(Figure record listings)
"""

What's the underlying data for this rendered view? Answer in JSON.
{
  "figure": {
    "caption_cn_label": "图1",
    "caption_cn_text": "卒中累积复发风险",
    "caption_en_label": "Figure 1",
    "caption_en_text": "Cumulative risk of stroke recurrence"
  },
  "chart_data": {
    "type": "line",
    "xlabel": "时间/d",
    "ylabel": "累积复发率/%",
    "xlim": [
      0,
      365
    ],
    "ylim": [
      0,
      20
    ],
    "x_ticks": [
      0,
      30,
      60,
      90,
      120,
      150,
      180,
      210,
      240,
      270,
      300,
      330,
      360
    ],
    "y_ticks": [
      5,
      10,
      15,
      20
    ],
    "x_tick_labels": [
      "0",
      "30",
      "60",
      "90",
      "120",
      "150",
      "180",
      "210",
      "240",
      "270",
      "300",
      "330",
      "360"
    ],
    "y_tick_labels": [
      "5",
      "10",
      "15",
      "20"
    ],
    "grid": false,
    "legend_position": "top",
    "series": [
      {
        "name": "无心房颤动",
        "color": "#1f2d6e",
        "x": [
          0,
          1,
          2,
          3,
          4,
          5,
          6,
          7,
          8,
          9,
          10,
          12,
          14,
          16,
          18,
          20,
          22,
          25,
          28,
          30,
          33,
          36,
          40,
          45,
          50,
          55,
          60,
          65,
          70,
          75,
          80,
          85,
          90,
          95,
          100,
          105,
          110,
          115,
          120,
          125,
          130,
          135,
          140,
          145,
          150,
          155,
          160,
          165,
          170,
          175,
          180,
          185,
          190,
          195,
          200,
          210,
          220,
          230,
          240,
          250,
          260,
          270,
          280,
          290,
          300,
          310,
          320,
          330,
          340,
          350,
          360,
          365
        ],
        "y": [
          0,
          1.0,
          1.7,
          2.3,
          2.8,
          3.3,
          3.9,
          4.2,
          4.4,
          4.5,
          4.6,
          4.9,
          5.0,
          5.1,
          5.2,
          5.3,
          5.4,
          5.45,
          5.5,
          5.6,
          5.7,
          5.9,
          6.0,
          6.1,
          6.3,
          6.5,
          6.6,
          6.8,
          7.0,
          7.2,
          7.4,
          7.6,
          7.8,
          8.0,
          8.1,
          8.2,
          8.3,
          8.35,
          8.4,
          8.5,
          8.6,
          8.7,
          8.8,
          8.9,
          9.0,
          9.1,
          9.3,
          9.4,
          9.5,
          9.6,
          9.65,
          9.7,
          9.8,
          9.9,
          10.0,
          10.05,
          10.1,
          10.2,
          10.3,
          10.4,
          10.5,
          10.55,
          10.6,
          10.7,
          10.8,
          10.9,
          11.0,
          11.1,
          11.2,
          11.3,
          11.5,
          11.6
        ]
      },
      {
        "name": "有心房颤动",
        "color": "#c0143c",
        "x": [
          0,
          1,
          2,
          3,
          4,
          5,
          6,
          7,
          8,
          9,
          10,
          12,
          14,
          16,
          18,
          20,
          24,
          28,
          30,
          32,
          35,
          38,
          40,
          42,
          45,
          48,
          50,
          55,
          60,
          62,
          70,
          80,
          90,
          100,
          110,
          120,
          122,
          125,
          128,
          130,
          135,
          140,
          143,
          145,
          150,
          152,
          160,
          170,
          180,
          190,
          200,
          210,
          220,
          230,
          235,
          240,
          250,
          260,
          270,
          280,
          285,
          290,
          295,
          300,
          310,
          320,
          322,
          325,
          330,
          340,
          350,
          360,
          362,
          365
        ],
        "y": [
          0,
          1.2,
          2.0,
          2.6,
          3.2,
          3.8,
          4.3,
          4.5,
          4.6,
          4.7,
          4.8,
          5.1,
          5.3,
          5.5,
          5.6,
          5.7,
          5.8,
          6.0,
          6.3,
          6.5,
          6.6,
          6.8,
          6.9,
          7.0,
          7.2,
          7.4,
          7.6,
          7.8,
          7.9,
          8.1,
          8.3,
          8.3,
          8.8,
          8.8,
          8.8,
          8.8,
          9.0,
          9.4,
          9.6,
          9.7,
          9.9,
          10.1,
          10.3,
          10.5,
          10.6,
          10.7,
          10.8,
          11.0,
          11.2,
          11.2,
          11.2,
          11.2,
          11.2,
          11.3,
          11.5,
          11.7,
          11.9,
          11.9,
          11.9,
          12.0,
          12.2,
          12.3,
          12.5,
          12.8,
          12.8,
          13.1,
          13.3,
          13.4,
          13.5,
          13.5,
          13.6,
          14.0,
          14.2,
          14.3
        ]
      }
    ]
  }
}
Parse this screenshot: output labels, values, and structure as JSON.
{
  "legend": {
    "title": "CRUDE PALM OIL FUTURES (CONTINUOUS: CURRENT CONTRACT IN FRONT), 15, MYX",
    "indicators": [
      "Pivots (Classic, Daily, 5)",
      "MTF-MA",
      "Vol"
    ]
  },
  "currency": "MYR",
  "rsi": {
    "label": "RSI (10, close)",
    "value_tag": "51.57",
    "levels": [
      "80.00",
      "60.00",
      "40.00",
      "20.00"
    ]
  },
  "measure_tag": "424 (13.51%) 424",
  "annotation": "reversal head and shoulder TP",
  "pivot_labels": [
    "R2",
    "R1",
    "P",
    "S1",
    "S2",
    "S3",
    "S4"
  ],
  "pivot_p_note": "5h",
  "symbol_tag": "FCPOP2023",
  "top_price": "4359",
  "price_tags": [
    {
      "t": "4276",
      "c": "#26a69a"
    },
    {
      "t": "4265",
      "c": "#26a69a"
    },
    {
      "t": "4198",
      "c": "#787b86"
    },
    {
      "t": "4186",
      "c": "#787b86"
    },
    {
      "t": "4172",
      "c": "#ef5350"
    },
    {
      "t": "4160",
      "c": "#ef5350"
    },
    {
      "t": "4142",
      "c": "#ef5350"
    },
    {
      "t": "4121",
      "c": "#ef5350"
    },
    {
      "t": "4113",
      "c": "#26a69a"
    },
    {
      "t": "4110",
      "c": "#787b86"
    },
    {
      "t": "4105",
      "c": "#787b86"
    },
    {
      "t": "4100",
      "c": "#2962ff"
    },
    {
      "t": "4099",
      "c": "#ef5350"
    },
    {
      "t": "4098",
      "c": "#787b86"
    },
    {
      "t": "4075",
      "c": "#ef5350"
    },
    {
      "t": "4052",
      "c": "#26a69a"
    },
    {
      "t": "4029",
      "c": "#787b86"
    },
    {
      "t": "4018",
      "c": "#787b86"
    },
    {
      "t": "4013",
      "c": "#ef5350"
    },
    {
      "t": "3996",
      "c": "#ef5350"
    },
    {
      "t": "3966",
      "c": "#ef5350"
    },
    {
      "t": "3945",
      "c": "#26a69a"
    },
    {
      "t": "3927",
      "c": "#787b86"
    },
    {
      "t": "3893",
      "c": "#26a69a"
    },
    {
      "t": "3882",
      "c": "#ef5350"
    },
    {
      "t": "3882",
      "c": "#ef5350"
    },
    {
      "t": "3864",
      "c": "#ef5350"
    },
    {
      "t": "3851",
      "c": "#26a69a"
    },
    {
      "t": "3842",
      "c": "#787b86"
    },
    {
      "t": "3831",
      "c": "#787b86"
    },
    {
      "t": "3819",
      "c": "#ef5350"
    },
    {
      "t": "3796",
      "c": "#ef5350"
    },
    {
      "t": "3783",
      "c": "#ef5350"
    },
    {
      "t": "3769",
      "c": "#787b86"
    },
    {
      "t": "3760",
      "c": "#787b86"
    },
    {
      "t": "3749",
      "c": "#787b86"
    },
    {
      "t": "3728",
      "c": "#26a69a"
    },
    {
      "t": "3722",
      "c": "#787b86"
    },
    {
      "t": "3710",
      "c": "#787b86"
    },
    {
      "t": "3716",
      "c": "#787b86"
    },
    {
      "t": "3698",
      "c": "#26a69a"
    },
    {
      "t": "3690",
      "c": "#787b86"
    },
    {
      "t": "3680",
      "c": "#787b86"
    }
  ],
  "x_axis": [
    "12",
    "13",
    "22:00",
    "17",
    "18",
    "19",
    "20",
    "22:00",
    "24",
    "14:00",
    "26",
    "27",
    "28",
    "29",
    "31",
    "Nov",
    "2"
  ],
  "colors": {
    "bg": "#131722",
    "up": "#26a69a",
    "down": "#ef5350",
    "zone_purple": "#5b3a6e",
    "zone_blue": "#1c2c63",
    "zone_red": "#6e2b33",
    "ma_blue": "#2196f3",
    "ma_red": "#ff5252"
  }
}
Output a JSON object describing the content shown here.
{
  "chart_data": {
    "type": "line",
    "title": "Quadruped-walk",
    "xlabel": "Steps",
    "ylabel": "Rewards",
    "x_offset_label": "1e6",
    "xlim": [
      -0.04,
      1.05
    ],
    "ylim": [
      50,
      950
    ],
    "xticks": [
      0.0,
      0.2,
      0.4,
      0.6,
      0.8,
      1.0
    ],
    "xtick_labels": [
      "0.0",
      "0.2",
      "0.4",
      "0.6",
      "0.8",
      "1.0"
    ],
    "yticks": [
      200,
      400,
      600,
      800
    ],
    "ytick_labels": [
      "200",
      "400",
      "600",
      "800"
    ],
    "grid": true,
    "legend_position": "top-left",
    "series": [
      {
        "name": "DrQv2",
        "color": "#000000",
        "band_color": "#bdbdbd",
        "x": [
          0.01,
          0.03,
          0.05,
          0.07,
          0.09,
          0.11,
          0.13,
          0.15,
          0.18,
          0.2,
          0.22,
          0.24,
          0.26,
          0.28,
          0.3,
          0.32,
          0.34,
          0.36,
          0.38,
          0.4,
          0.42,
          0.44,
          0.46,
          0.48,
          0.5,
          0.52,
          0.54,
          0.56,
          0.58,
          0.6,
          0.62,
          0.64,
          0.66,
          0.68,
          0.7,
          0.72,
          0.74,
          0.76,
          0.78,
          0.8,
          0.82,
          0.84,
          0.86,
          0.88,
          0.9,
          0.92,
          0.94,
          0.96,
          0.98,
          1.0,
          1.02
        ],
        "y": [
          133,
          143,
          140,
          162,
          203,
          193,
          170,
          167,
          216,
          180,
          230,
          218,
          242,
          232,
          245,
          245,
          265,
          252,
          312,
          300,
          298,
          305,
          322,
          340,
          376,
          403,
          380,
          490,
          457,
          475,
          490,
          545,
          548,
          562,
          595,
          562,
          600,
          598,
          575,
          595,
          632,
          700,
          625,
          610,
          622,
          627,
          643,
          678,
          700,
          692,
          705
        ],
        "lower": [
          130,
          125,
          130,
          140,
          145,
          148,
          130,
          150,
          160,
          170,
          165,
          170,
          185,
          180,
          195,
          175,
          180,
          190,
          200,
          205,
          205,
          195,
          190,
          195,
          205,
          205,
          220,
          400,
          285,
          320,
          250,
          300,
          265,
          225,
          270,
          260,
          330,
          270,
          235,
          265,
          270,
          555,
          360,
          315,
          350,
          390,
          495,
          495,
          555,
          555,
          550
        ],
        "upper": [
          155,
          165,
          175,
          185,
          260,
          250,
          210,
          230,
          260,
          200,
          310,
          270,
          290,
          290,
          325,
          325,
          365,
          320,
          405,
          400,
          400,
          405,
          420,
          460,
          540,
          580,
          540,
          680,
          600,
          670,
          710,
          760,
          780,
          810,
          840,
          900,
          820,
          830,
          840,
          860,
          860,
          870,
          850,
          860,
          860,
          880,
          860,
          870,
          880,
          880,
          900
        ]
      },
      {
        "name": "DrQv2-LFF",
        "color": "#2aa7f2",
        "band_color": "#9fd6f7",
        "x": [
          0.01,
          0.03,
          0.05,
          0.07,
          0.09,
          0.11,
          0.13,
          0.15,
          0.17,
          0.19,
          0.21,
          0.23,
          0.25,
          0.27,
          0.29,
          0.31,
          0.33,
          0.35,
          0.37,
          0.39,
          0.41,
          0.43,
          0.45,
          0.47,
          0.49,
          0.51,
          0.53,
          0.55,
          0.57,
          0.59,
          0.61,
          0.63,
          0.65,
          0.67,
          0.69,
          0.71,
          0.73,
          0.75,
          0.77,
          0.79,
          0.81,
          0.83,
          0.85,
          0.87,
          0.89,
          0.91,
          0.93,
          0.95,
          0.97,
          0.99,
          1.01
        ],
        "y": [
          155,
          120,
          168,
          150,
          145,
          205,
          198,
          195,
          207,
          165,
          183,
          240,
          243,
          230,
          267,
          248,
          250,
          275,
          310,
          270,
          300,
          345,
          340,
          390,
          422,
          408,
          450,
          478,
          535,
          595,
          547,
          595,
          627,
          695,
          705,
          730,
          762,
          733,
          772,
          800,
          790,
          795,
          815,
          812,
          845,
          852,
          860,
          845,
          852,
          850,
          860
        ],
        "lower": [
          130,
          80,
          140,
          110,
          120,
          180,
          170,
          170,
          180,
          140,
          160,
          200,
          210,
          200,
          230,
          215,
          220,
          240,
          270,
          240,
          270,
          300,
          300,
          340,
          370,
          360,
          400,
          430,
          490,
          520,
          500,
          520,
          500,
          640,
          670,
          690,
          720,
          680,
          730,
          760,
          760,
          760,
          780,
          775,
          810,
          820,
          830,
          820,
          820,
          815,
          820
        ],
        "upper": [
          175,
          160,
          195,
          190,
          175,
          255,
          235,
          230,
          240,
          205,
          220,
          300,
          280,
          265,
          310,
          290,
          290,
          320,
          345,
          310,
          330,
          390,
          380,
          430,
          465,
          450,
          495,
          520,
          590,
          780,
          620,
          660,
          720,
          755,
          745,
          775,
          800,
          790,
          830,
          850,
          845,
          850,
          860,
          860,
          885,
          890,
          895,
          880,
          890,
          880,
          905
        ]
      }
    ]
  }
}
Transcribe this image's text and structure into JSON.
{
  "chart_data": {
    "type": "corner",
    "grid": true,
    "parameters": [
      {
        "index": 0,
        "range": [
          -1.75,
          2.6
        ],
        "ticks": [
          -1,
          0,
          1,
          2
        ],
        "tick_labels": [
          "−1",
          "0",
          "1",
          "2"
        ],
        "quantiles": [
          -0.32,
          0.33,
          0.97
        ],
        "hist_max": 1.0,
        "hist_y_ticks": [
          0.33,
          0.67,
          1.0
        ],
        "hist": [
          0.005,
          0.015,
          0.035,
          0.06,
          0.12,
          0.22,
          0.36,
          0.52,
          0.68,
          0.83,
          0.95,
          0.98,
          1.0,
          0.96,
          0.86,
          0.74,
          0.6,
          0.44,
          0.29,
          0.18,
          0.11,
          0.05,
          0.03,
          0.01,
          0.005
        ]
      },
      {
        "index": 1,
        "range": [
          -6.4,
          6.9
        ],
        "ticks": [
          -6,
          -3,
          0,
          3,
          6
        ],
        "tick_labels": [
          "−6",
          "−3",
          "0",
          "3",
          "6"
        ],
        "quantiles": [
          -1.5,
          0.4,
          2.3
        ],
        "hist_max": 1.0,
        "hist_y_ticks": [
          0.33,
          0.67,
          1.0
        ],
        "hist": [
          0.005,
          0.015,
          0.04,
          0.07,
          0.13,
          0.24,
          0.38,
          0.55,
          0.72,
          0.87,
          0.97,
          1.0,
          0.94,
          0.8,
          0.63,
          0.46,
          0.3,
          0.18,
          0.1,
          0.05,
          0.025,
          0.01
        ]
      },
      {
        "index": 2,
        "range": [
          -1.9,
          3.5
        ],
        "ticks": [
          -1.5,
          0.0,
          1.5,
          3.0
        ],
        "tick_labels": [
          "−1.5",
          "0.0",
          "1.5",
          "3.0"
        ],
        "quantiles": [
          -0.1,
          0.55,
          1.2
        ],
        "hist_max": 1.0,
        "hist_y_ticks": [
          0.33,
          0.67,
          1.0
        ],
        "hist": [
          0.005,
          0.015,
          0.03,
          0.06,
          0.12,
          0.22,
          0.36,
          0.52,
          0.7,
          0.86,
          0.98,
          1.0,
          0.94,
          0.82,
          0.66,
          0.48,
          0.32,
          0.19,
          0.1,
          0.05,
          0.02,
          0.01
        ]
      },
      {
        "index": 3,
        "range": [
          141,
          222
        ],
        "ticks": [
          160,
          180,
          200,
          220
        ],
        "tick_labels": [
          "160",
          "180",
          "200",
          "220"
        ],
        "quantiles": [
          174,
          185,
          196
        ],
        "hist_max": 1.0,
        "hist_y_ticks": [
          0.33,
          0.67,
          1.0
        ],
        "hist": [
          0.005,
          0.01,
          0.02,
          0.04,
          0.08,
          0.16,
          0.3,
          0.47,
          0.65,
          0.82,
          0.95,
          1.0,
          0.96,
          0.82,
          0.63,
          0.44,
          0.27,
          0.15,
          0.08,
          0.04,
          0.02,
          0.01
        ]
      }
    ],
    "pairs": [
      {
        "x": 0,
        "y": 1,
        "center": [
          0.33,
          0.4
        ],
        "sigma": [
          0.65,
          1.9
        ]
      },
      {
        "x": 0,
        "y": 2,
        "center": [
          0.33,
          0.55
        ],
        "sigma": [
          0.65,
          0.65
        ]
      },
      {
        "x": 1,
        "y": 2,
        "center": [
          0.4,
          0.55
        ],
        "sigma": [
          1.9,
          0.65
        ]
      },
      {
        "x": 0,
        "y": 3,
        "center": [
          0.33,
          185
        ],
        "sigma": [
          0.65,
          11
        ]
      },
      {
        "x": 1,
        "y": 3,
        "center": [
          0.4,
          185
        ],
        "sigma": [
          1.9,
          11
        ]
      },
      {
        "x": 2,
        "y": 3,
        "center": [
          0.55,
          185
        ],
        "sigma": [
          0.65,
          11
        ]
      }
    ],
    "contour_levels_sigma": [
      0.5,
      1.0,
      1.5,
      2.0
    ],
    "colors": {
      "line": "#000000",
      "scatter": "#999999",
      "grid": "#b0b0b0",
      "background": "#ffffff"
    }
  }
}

"""

To do: Copy in full each line that holds the word "structure".

Response:
Parse this screenshot: output labels, values, and structure as JSON.
Transcribe this image's text and structure into JSON.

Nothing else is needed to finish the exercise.